What needs to be done
Locate the lines of the listing below that hold "Angaben", then copy each of them.

Data for this task
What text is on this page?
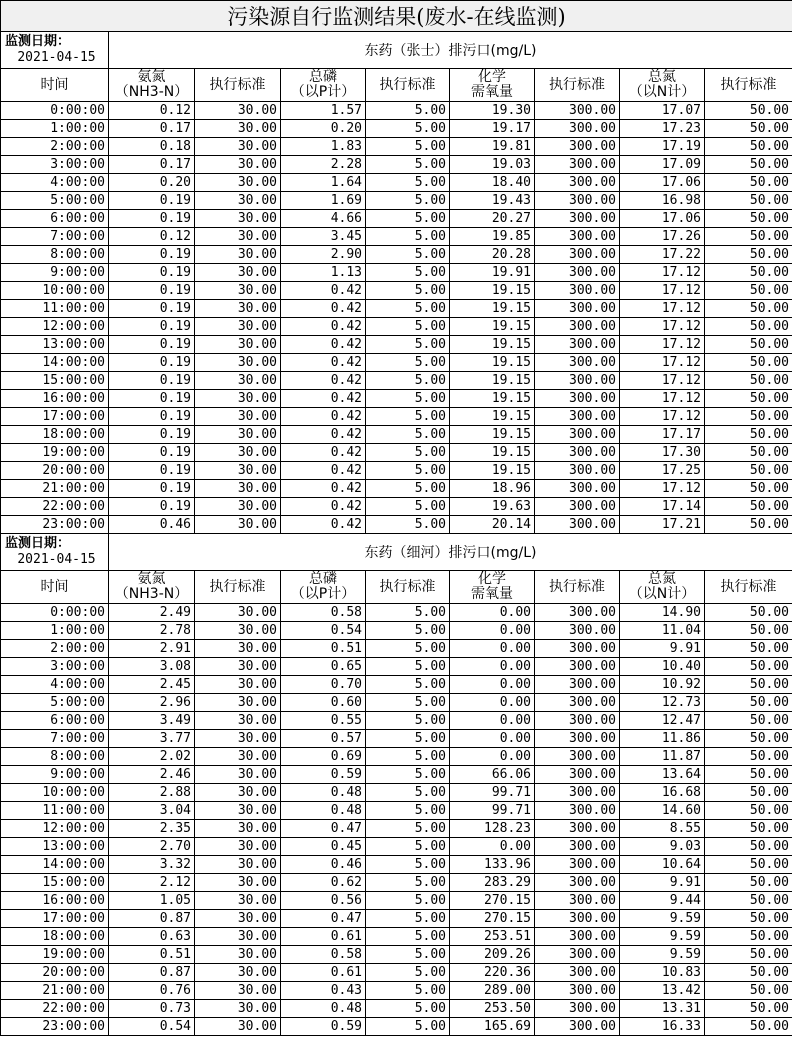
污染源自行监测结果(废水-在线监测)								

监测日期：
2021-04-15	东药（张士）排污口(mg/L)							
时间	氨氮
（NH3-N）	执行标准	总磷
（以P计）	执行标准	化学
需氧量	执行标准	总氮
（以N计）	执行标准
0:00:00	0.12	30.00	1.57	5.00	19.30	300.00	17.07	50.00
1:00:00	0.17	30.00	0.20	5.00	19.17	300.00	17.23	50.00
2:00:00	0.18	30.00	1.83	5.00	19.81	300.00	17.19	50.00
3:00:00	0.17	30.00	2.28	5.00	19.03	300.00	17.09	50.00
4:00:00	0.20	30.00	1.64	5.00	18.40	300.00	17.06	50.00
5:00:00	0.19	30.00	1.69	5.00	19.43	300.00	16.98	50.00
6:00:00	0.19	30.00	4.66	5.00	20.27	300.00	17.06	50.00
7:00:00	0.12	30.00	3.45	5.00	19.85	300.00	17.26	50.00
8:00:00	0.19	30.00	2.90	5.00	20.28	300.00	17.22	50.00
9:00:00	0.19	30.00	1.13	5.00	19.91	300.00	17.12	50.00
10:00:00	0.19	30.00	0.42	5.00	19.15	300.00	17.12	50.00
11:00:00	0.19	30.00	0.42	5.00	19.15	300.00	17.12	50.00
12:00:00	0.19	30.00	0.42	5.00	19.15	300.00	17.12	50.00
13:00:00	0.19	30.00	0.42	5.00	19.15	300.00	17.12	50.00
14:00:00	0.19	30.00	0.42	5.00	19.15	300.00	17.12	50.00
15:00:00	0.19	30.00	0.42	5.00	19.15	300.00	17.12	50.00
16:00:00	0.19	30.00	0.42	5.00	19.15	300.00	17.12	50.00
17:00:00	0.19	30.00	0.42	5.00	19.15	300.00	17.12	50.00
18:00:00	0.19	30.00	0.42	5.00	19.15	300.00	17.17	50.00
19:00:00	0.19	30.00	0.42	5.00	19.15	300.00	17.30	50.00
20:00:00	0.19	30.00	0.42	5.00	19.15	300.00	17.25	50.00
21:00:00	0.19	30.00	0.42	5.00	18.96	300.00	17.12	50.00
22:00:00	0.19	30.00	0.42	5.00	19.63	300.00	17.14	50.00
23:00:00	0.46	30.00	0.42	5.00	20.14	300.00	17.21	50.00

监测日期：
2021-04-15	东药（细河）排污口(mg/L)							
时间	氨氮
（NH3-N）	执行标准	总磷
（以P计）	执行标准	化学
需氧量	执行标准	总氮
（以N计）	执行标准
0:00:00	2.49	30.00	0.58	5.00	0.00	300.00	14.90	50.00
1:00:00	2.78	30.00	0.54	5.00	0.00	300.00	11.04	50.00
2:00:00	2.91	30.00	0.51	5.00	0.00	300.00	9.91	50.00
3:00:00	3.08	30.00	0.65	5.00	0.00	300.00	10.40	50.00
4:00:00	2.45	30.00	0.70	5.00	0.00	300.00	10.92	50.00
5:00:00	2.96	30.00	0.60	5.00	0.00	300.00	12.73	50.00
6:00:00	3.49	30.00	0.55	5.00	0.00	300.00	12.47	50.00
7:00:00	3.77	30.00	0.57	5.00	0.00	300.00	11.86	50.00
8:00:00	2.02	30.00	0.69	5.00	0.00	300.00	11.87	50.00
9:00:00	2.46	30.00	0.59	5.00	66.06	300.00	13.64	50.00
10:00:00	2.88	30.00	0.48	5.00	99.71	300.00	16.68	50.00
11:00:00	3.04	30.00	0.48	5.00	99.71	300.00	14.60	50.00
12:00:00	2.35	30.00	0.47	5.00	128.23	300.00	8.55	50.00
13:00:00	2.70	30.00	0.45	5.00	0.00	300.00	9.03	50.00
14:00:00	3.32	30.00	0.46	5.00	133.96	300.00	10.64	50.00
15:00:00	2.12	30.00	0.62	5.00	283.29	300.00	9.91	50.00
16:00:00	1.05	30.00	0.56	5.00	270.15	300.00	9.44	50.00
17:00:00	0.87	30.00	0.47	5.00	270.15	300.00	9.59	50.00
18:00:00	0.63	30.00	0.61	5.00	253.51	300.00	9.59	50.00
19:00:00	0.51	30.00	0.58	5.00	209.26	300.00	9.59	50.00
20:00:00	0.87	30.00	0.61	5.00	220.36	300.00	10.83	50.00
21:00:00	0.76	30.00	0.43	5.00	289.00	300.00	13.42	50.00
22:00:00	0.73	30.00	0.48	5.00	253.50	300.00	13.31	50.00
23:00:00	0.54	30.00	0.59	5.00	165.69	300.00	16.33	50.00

--

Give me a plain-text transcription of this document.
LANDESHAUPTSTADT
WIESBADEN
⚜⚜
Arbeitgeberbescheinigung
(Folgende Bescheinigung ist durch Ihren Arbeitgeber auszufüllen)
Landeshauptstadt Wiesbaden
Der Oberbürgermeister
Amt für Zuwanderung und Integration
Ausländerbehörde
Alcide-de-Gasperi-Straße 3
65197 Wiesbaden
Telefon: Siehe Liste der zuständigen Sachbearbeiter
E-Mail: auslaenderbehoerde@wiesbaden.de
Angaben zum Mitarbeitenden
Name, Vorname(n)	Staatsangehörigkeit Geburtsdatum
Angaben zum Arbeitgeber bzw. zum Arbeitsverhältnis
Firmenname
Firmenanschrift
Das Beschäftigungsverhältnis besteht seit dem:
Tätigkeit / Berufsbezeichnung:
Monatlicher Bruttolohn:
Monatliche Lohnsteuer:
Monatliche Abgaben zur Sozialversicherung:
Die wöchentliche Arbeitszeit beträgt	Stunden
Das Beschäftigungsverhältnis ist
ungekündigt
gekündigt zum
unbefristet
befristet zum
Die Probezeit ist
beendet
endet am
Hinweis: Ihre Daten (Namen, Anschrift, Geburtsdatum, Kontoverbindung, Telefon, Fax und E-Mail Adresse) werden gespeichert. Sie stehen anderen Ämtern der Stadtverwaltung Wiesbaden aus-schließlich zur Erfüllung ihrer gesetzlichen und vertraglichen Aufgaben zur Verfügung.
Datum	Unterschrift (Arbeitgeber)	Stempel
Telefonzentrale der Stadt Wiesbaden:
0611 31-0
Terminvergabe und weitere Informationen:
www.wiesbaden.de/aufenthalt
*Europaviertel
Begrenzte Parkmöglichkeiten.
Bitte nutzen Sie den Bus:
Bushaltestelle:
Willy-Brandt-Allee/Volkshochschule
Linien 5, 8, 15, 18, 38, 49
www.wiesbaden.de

Solution to the problem
Angaben zum Mitarbeitenden
Angaben zum Arbeitgeber bzw. zum Arbeitsverhältnis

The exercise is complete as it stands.